━━━━━ PROVIDED DATA

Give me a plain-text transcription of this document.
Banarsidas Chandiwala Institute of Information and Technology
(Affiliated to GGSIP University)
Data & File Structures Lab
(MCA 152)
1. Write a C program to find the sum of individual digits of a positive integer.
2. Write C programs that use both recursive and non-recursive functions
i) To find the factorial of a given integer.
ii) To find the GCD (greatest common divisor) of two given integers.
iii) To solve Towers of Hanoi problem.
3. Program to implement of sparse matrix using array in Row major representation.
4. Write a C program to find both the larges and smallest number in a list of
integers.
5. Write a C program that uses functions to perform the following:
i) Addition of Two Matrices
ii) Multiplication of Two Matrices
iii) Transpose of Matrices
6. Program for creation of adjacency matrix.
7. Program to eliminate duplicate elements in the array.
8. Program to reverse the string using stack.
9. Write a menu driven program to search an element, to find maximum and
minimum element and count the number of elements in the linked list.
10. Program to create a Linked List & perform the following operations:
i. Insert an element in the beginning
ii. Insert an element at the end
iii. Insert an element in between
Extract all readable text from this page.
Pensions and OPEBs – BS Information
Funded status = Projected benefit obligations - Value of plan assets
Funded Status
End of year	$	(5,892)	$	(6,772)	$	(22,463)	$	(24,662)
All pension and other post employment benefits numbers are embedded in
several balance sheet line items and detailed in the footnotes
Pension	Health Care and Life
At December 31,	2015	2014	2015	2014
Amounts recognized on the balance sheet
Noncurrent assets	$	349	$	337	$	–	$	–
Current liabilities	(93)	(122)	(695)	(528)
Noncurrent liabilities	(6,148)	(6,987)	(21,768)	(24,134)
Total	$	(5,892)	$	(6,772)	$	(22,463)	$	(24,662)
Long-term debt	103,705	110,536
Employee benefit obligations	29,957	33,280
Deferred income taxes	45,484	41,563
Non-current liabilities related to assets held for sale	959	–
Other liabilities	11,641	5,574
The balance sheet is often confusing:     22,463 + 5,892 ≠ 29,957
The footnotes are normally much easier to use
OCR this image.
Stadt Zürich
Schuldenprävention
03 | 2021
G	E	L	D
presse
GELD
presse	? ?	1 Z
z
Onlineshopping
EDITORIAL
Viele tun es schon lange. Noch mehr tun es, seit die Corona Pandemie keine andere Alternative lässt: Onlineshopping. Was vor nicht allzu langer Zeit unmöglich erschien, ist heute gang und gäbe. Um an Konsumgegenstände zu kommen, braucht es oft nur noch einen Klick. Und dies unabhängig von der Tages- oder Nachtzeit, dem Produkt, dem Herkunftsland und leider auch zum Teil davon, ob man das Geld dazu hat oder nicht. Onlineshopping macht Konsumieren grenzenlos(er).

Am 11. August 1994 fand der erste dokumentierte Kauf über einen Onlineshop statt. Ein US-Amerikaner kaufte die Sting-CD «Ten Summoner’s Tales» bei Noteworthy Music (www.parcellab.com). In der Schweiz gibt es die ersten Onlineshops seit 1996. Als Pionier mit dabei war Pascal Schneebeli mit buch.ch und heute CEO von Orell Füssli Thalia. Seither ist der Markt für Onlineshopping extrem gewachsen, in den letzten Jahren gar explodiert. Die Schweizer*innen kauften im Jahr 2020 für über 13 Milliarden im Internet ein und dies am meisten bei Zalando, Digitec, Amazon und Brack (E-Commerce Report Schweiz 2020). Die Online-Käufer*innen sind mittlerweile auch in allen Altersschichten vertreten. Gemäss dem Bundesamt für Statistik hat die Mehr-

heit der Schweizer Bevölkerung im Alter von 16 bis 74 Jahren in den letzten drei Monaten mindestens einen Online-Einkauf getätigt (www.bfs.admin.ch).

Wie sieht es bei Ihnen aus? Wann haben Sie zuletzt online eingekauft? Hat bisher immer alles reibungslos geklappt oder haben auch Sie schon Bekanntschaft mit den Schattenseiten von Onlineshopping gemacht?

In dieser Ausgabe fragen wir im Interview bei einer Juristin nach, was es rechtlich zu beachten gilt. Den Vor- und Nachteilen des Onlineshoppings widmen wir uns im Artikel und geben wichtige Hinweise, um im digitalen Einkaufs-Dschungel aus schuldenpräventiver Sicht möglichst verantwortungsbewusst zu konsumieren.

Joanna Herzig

━━━━━━━━━━

### BRIEF
Retype the material in full. Each word must match.

### TASK OUTPUT
Give me a plain-text transcription of this document.
Banarsidas Chandiwala Institute of Information and Technology
(Affiliated to GGSIP University)
Data & File Structures Lab
(MCA 152)
1. Write a C program to find the sum of individual digits of a positive integer.
2. Write C programs that use both recursive and non-recursive functions
i) To find the factorial of a given integer.
ii) To find the GCD (greatest common divisor) of two given integers.
iii) To solve Towers of Hanoi problem.
3. Program to implement of sparse matrix using array in Row major representation.
4. Write a C program to find both the larges and smallest number in a list of
integers.
5. Write a C program that uses functions to perform the following:
i) Addition of Two Matrices
ii) Multiplication of Two Matrices
iii) Transpose of Matrices
6. Program for creation of adjacency matrix.
7. Program to eliminate duplicate elements in the array.
8. Program to reverse the string using stack.
9. Write a menu driven program to search an element, to find maximum and
minimum element and count the number of elements in the linked list.
10. Program to create a Linked List & perform the following operations:
i. Insert an element in the beginning
ii. Insert an element at the end
iii. Insert an element in between
Extract all readable text from this page.
Pensions and OPEBs – BS Information
Funded status = Projected benefit obligations - Value of plan assets
Funded Status
End of year	$	(5,892)	$	(6,772)	$	(22,463)	$	(24,662)
All pension and other post employment benefits numbers are embedded in
several balance sheet line items and detailed in the footnotes
Pension	Health Care and Life
At December 31,	2015	2014	2015	2014
Amounts recognized on the balance sheet
Noncurrent assets	$	349	$	337	$	–	$	–
Current liabilities	(93)	(122)	(695)	(528)
Noncurrent liabilities	(6,148)	(6,987)	(21,768)	(24,134)
Total	$	(5,892)	$	(6,772)	$	(22,463)	$	(24,662)
Long-term debt	103,705	110,536
Employee benefit obligations	29,957	33,280
Deferred income taxes	45,484	41,563
Non-current liabilities related to assets held for sale	959	–
Other liabilities	11,641	5,574
The balance sheet is often confusing:     22,463 + 5,892 ≠ 29,957
The footnotes are normally much easier to use
OCR this image.
Stadt Zürich
Schuldenprävention
03 | 2021
G	E	L	D
presse
GELD
presse	? ?	1 Z
z
Onlineshopping
EDITORIAL
Viele tun es schon lange. Noch mehr tun es, seit die Corona Pandemie keine andere Alternative lässt: Onlineshopping. Was vor nicht allzu langer Zeit unmöglich erschien, ist heute gang und gäbe. Um an Konsumgegenstände zu kommen, braucht es oft nur noch einen Klick. Und dies unabhängig von der Tages- oder Nachtzeit, dem Produkt, dem Herkunftsland und leider auch zum Teil davon, ob man das Geld dazu hat oder nicht. Onlineshopping macht Konsumieren grenzenlos(er).

Am 11. August 1994 fand der erste dokumentierte Kauf über einen Onlineshop statt. Ein US-Amerikaner kaufte die Sting-CD «Ten Summoner’s Tales» bei Noteworthy Music (www.parcellab.com). In der Schweiz gibt es die ersten Onlineshops seit 1996. Als Pionier mit dabei war Pascal Schneebeli mit buch.ch und heute CEO von Orell Füssli Thalia. Seither ist der Markt für Onlineshopping extrem gewachsen, in den letzten Jahren gar explodiert. Die Schweizer*innen kauften im Jahr 2020 für über 13 Milliarden im Internet ein und dies am meisten bei Zalando, Digitec, Amazon und Brack (E-Commerce Report Schweiz 2020). Die Online-Käufer*innen sind mittlerweile auch in allen Altersschichten vertreten. Gemäss dem Bundesamt für Statistik hat die Mehr-

heit der Schweizer Bevölkerung im Alter von 16 bis 74 Jahren in den letzten drei Monaten mindestens einen Online-Einkauf getätigt (www.bfs.admin.ch).

Wie sieht es bei Ihnen aus? Wann haben Sie zuletzt online eingekauft? Hat bisher immer alles reibungslos geklappt oder haben auch Sie schon Bekanntschaft mit den Schattenseiten von Onlineshopping gemacht?

In dieser Ausgabe fragen wir im Interview bei einer Juristin nach, was es rechtlich zu beachten gilt. Den Vor- und Nachteilen des Onlineshoppings widmen wir uns im Artikel und geben wichtige Hinweise, um im digitalen Einkaufs-Dschungel aus schuldenpräventiver Sicht möglichst verantwortungsbewusst zu konsumieren.

Joanna Herzig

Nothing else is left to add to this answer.